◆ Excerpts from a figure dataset
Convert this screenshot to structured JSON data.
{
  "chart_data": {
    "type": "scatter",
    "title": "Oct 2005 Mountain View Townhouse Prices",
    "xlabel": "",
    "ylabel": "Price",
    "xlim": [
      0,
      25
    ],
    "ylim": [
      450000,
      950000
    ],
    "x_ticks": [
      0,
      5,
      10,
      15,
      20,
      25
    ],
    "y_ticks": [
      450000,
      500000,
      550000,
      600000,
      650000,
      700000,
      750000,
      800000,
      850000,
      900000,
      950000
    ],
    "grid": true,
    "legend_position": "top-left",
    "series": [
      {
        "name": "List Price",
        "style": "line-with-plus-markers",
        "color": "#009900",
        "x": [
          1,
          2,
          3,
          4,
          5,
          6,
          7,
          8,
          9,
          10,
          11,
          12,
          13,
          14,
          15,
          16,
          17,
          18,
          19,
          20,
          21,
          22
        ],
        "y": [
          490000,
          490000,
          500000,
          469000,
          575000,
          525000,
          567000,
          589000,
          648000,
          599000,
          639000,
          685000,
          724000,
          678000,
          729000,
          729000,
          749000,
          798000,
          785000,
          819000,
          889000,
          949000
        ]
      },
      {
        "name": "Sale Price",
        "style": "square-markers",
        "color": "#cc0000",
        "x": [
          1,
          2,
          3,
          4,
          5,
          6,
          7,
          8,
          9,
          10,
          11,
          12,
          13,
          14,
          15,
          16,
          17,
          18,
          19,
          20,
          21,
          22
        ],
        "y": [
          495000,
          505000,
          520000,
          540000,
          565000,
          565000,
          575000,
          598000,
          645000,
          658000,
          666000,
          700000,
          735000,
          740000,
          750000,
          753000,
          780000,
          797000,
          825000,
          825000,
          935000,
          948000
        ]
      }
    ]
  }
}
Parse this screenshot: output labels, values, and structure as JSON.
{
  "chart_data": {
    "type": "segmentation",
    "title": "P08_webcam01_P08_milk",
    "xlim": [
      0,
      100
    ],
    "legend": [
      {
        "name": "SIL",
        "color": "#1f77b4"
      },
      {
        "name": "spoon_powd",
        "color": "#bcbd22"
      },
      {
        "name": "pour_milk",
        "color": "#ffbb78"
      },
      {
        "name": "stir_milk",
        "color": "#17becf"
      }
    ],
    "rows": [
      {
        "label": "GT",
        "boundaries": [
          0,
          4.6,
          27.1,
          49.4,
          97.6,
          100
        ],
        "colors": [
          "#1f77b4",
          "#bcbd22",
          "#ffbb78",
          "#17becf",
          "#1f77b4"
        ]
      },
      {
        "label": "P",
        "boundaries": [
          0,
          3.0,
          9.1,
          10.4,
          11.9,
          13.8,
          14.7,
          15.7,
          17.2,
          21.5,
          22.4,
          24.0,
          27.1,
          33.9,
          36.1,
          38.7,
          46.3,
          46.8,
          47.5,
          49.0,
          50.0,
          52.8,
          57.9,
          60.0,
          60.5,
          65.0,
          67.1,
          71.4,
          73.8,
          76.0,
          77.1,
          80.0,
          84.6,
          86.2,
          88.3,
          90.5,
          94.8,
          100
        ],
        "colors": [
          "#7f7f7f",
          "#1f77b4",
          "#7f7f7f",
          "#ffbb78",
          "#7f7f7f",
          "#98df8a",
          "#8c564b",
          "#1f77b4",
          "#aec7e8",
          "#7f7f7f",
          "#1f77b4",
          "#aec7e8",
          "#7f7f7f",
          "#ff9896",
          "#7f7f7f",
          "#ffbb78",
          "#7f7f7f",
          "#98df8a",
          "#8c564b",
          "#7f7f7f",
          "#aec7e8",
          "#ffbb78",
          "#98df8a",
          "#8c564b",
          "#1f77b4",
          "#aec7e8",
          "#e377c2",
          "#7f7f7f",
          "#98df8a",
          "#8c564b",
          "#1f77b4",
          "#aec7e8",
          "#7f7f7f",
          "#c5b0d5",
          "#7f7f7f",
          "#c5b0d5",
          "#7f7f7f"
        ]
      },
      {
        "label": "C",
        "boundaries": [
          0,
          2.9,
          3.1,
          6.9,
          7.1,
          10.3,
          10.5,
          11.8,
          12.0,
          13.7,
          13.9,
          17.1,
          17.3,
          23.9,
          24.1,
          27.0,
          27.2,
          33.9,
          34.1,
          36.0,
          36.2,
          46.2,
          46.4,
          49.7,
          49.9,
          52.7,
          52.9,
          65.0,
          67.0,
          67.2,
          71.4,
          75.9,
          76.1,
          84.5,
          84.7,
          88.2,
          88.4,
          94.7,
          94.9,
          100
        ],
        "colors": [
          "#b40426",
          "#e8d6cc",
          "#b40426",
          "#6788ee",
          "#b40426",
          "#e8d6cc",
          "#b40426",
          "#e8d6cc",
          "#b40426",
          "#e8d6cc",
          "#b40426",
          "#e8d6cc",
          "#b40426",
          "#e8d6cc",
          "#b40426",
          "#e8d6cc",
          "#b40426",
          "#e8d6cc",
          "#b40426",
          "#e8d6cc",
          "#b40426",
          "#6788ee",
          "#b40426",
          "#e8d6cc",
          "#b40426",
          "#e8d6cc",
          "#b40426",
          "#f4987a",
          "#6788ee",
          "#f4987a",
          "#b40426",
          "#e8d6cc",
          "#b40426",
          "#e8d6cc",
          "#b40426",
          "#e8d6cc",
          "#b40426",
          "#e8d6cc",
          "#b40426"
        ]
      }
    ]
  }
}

◆ What the task requires
List every line above containing the word "screenshot".

◆ Worked solution
Convert this screenshot to structured JSON data.
Parse this screenshot: output labels, values, and structure as JSON.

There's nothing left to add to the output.